[Work instructions]
Omit all pictures. Copy the rest of the material exactly.

____ The data

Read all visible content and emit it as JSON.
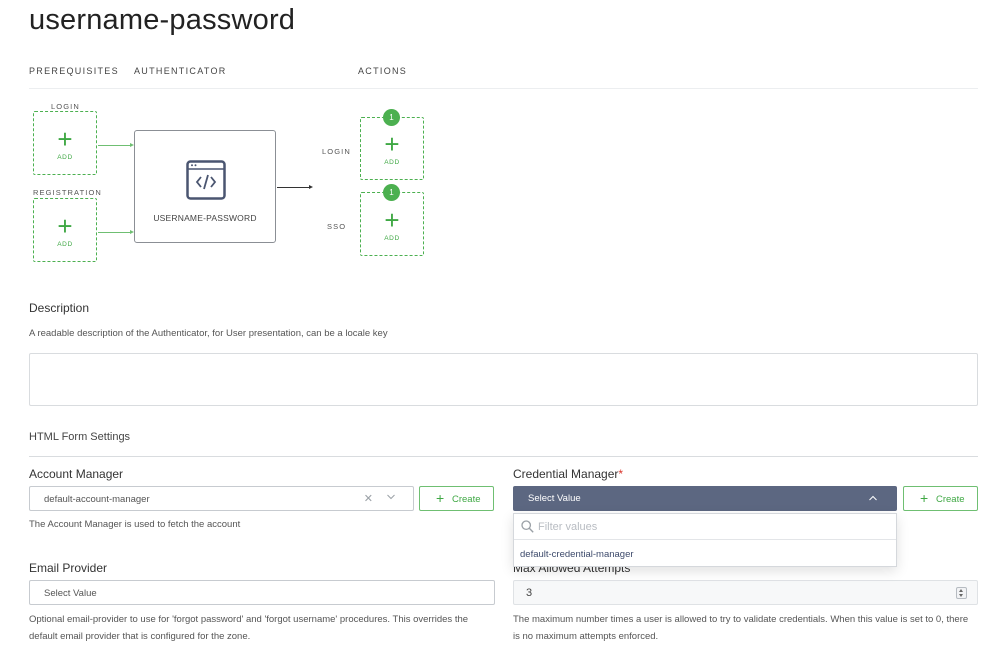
{
  "page": {
    "title": "username-password"
  },
  "flow": {
    "headers": {
      "prerequisites": "PREREQUISITES",
      "authenticator": "AUTHENTICATOR",
      "actions": "ACTIONS"
    },
    "prerequisites": [
      {
        "label": "LOGIN",
        "add_label": "ADD"
      },
      {
        "label": "REGISTRATION",
        "add_label": "ADD"
      }
    ],
    "authenticator": {
      "name": "USERNAME-PASSWORD",
      "icon": "code-window-icon"
    },
    "actions": [
      {
        "label": "LOGIN",
        "add_label": "ADD",
        "badge": "1"
      },
      {
        "label": "SSO",
        "add_label": "ADD",
        "badge": "1"
      }
    ],
    "accent_color": "#4cb050"
  },
  "description": {
    "title": "Description",
    "help": "A readable description of the Authenticator, for User presentation, can be a locale key",
    "value": ""
  },
  "html_form": {
    "title": "HTML Form Settings",
    "account_manager": {
      "label": "Account Manager",
      "value": "default-account-manager",
      "create_label": "Create",
      "help": "The Account Manager is used to fetch the account"
    },
    "credential_manager": {
      "label": "Credential Manager",
      "required_mark": "*",
      "value": "Select Value",
      "create_label": "Create",
      "filter_placeholder": "Filter values",
      "options": [
        "default-credential-manager"
      ],
      "select_color": "#5c6781"
    },
    "email_provider": {
      "label": "Email Provider",
      "value": "Select Value",
      "help_line1": "Optional email-provider to use for 'forgot password' and 'forgot username' procedures. This overrides the",
      "help_line2": "default email provider that is configured for the zone."
    },
    "max_attempts": {
      "label": "Max Allowed Attempts",
      "value": "3",
      "help_line1": "The maximum number times a user is allowed to try to validate credentials. When this value is set to 0, there",
      "help_line2": "is no maximum attempts enforced."
    }
  }
}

________

[Answer]
Read all visible content and emit it as JSON.
{
  "page": {
    "title": "username-password"
  },
  "flow": {
    "headers": {
      "prerequisites": "PREREQUISITES",
      "authenticator": "AUTHENTICATOR",
      "actions": "ACTIONS"
    },
    "prerequisites": [
      {
        "label": "LOGIN",
        "add_label": "ADD"
      },
      {
        "label": "REGISTRATION",
        "add_label": "ADD"
      }
    ],
    "authenticator": {
      "name": "USERNAME-PASSWORD",
      "icon": "code-window-icon"
    },
    "actions": [
      {
        "label": "LOGIN",
        "add_label": "ADD",
        "badge": "1"
      },
      {
        "label": "SSO",
        "add_label": "ADD",
        "badge": "1"
      }
    ],
    "accent_color": "#4cb050"
  },
  "description": {
    "title": "Description",
    "help": "A readable description of the Authenticator, for User presentation, can be a locale key",
    "value": ""
  },
  "html_form": {
    "title": "HTML Form Settings",
    "account_manager": {
      "label": "Account Manager",
      "value": "default-account-manager",
      "create_label": "Create",
      "help": "The Account Manager is used to fetch the account"
    },
    "credential_manager": {
      "label": "Credential Manager",
      "required_mark": "*",
      "value": "Select Value",
      "create_label": "Create",
      "filter_placeholder": "Filter values",
      "options": [
        "default-credential-manager"
      ],
      "select_color": "#5c6781"
    },
    "email_provider": {
      "label": "Email Provider",
      "value": "Select Value",
      "help_line1": "Optional email-provider to use for 'forgot password' and 'forgot username' procedures. This overrides the",
      "help_line2": "default email provider that is configured for the zone."
    },
    "max_attempts": {
      "label": "Max Allowed Attempts",
      "value": "3",
      "help_line1": "The maximum number times a user is allowed to try to validate credentials. When this value is set to 0, there",
      "help_line2": "is no maximum attempts enforced."
    }
  }
}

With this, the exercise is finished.